# [Task statement]
Among the records below, find each line that includes the string "Speakers" and copy it.
-- Start of Listed records --
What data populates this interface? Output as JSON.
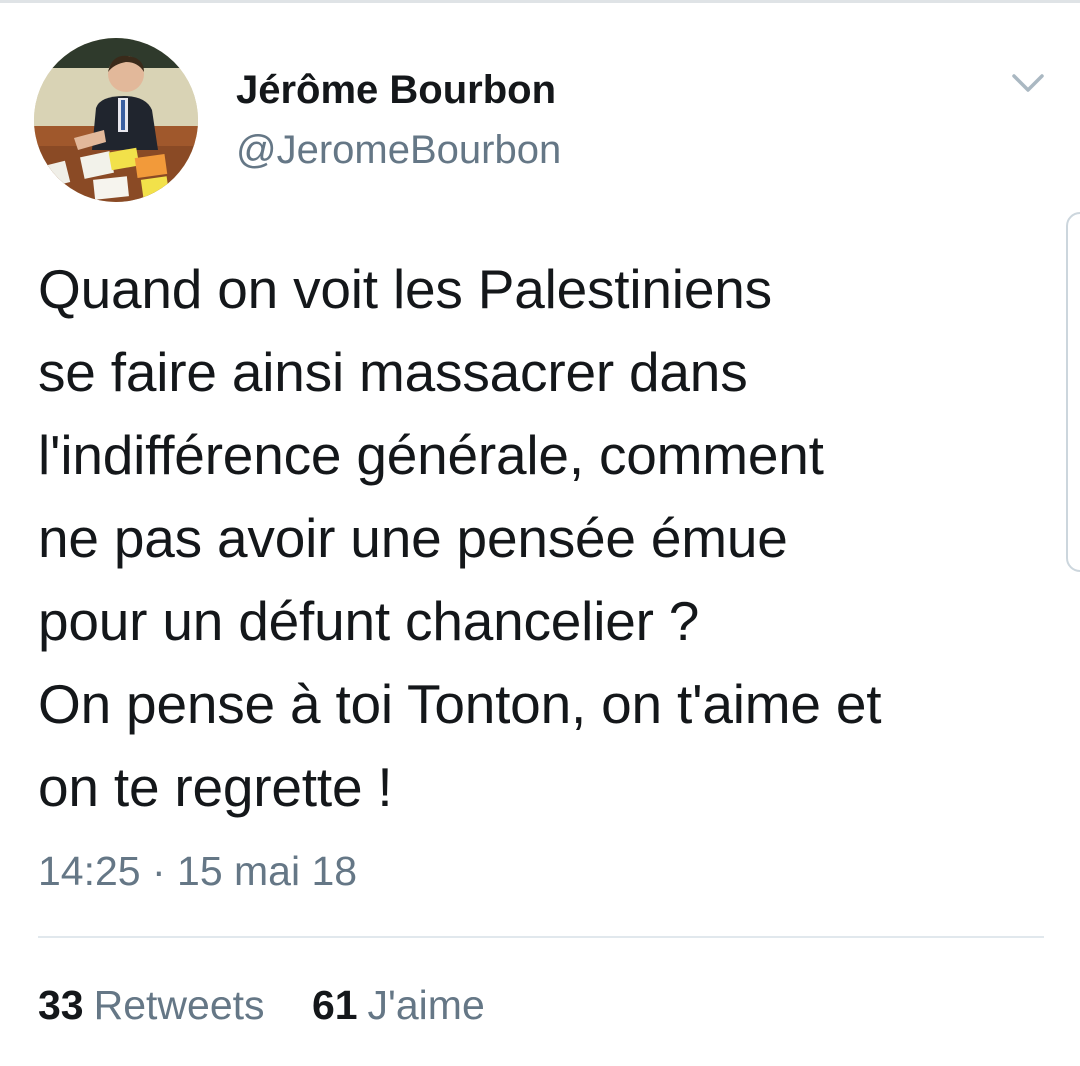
{
  "user": {
    "display_name": "Jérôme Bourbon",
    "handle": "@JeromeBourbon",
    "avatar_icon": "profile-photo"
  },
  "tweet": {
    "text": "Quand on voit les Palestiniens\nse faire ainsi massacrer dans\nl'indifférence générale, comment\nne pas avoir une pensée émue\npour un défunt chancelier ?\nOn pense à toi Tonton, on t'aime et\non te regrette !",
    "timestamp": "14:25 · 15 mai 18"
  },
  "stats": {
    "retweets_count": "33",
    "retweets_label": "Retweets",
    "likes_count": "61",
    "likes_label": "J'aime"
  },
  "icons": {
    "menu": "chevron-down-icon"
  },
  "colors": {
    "text_primary": "#14171a",
    "text_secondary": "#657786",
    "divider": "#e1e8ed"
  }
}
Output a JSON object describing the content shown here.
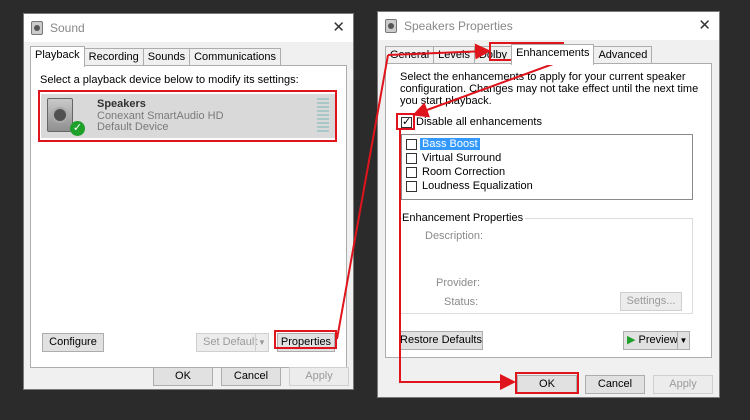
{
  "sound": {
    "title": "Sound",
    "tabs": [
      "Playback",
      "Recording",
      "Sounds",
      "Communications"
    ],
    "instruction": "Select a playback device below to modify its settings:",
    "device": {
      "name": "Speakers",
      "driver": "Conexant SmartAudio HD",
      "status": "Default Device"
    },
    "configure": "Configure",
    "set_default": "Set Default",
    "properties": "Properties",
    "ok": "OK",
    "cancel": "Cancel",
    "apply": "Apply"
  },
  "props": {
    "title": "Speakers Properties",
    "tabs": [
      "General",
      "Levels",
      "Dolby",
      "Enhancements",
      "Advanced"
    ],
    "instruction": "Select the enhancements to apply for your current speaker configuration. Changes may not take effect until the next time you start playback.",
    "disable_all": "Disable all enhancements",
    "enhancements": [
      "Bass Boost",
      "Virtual Surround",
      "Room Correction",
      "Loudness Equalization"
    ],
    "group_title": "Enhancement Properties",
    "description_label": "Description:",
    "provider_label": "Provider:",
    "status_label": "Status:",
    "settings": "Settings...",
    "restore": "Restore Defaults",
    "preview": "Preview",
    "ok": "OK",
    "cancel": "Cancel",
    "apply": "Apply"
  },
  "colors": {
    "highlight": "#e0141c",
    "selection": "#3399ff",
    "check": "#1fa02a"
  }
}
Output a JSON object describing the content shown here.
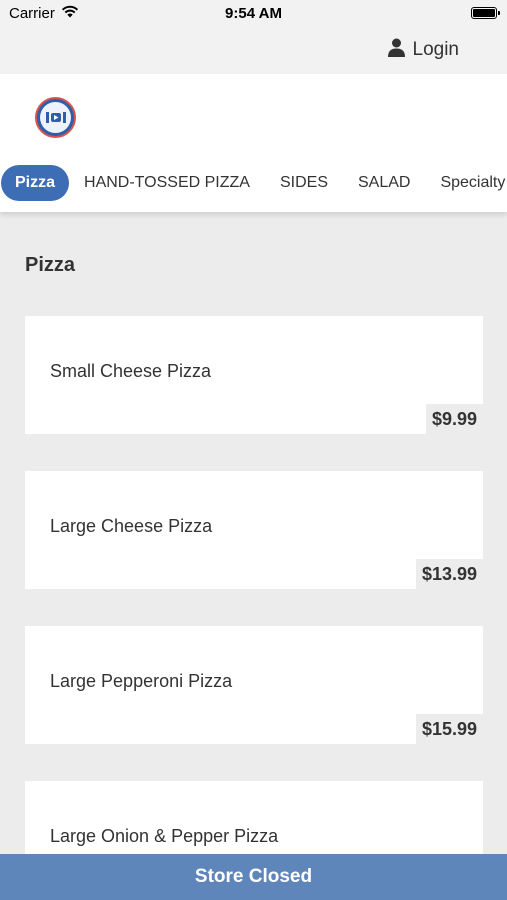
{
  "status_bar": {
    "carrier": "Carrier",
    "time": "9:54 AM"
  },
  "login": {
    "label": "Login",
    "icon": "person-icon"
  },
  "header": {
    "logo": "restaurant-logo"
  },
  "tabs": [
    {
      "label": "Pizza",
      "active": true
    },
    {
      "label": "HAND-TOSSED PIZZA",
      "active": false
    },
    {
      "label": "SIDES",
      "active": false
    },
    {
      "label": "SALAD",
      "active": false
    },
    {
      "label": "Specialty",
      "active": false
    }
  ],
  "section": {
    "title": "Pizza"
  },
  "items": [
    {
      "name": "Small Cheese Pizza",
      "price": "$9.99"
    },
    {
      "name": "Large Cheese Pizza",
      "price": "$13.99"
    },
    {
      "name": "Large Pepperoni Pizza",
      "price": "$15.99"
    },
    {
      "name": "Large Onion & Pepper Pizza",
      "price": ""
    }
  ],
  "footer": {
    "label": "Store Closed"
  },
  "colors": {
    "accent": "#3d6db5",
    "footer": "#5f86bb",
    "background": "#ececec"
  }
}
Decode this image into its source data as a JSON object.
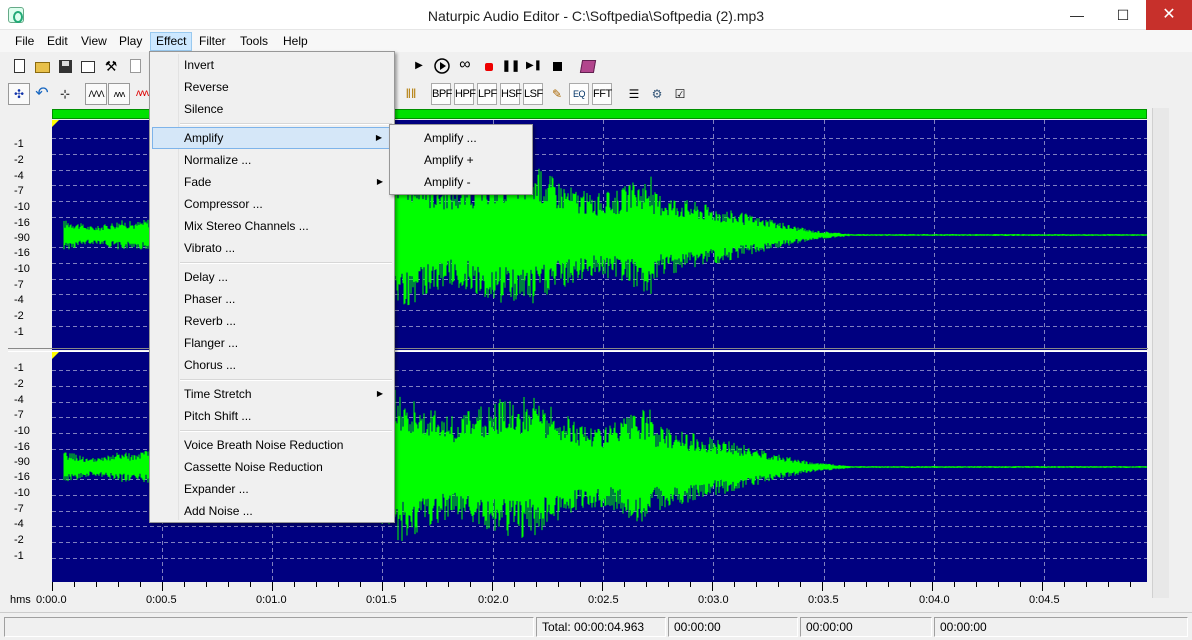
-- End of Listed records --
# [Output of the task]
      "name": "Speakers",
    "title": "Speakers Properties",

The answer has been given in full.